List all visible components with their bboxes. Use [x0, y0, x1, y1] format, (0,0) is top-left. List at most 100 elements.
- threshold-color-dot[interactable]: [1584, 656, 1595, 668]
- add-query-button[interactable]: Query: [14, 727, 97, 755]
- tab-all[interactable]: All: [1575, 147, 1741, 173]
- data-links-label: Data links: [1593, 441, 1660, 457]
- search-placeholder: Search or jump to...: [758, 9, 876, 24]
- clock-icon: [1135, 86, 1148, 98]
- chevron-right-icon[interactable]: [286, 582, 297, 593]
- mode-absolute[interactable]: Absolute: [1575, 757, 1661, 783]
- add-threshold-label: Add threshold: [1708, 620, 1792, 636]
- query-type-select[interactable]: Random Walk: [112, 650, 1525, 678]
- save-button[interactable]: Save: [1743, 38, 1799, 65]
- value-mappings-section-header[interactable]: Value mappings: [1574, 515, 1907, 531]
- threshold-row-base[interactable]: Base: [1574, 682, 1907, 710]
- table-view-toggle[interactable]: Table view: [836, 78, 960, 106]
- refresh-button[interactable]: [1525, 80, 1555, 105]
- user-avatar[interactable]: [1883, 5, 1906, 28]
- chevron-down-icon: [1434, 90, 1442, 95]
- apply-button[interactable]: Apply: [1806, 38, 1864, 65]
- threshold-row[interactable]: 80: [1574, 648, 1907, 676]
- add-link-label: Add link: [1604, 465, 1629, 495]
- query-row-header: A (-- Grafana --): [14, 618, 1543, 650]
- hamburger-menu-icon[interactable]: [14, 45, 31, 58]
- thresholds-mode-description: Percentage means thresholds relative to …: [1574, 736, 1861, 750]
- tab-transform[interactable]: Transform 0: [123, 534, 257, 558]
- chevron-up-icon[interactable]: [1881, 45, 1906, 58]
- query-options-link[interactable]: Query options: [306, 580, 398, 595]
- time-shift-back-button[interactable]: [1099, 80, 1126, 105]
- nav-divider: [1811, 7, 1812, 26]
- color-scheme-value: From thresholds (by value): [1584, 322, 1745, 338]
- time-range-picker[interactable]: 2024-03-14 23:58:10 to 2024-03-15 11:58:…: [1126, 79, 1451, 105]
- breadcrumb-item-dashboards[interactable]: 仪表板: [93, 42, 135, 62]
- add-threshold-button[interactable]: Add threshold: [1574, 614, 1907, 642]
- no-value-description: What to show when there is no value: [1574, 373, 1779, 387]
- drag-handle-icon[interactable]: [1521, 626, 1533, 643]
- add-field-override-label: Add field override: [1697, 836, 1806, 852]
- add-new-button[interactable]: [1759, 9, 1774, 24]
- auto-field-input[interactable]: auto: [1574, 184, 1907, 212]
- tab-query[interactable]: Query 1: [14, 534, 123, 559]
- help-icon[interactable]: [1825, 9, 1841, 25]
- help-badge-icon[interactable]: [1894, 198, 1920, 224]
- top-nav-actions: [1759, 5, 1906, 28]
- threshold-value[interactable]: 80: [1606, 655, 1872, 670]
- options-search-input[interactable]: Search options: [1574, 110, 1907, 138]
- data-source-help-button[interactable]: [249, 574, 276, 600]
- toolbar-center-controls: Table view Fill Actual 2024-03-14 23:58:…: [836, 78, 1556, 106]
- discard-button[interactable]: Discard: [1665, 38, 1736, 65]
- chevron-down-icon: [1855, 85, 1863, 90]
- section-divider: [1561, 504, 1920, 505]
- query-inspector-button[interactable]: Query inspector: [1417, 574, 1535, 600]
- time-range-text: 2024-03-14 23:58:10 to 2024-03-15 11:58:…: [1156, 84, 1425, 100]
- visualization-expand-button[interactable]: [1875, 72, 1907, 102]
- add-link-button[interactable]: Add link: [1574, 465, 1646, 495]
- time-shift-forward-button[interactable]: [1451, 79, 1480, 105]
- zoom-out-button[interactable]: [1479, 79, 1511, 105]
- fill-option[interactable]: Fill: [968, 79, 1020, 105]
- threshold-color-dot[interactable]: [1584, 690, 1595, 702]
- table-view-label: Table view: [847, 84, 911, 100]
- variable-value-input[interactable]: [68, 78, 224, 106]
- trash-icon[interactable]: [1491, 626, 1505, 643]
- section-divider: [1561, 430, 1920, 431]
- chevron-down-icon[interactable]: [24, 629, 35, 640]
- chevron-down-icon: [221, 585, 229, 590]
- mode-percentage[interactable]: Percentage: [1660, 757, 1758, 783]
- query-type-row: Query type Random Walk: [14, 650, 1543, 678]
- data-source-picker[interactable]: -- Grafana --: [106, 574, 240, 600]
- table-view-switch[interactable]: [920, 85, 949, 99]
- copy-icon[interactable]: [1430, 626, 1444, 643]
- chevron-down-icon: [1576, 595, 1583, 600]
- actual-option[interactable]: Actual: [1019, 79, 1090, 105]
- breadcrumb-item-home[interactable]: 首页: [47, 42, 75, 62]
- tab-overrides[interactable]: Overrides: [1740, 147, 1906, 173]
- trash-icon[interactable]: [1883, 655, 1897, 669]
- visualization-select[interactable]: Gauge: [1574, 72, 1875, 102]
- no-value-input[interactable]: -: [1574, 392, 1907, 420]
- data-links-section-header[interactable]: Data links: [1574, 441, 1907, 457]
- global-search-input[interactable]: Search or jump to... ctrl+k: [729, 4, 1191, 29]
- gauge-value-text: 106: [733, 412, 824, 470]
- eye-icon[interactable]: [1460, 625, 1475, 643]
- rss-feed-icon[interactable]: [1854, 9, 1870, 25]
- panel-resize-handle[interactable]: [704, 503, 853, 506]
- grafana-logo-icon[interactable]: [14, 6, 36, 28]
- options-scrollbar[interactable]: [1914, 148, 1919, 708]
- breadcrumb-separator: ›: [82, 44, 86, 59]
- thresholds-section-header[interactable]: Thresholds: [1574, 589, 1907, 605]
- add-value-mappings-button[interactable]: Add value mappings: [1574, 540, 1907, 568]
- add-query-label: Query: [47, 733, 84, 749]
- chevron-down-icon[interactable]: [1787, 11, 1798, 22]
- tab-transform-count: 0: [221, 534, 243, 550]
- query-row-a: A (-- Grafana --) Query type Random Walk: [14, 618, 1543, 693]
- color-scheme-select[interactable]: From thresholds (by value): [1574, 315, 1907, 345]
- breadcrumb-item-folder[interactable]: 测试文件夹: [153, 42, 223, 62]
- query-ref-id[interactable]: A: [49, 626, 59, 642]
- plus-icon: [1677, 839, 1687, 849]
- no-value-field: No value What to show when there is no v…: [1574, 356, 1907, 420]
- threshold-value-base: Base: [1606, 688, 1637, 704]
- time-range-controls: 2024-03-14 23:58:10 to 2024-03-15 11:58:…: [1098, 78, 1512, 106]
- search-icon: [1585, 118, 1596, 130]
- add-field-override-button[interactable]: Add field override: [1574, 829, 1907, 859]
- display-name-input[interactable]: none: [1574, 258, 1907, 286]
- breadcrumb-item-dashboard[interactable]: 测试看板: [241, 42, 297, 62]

◆ OBJECTIVE
How many lines in the entries above contain the string "view"? Reply with the number only.

◆ EXPECTED ANSWER
4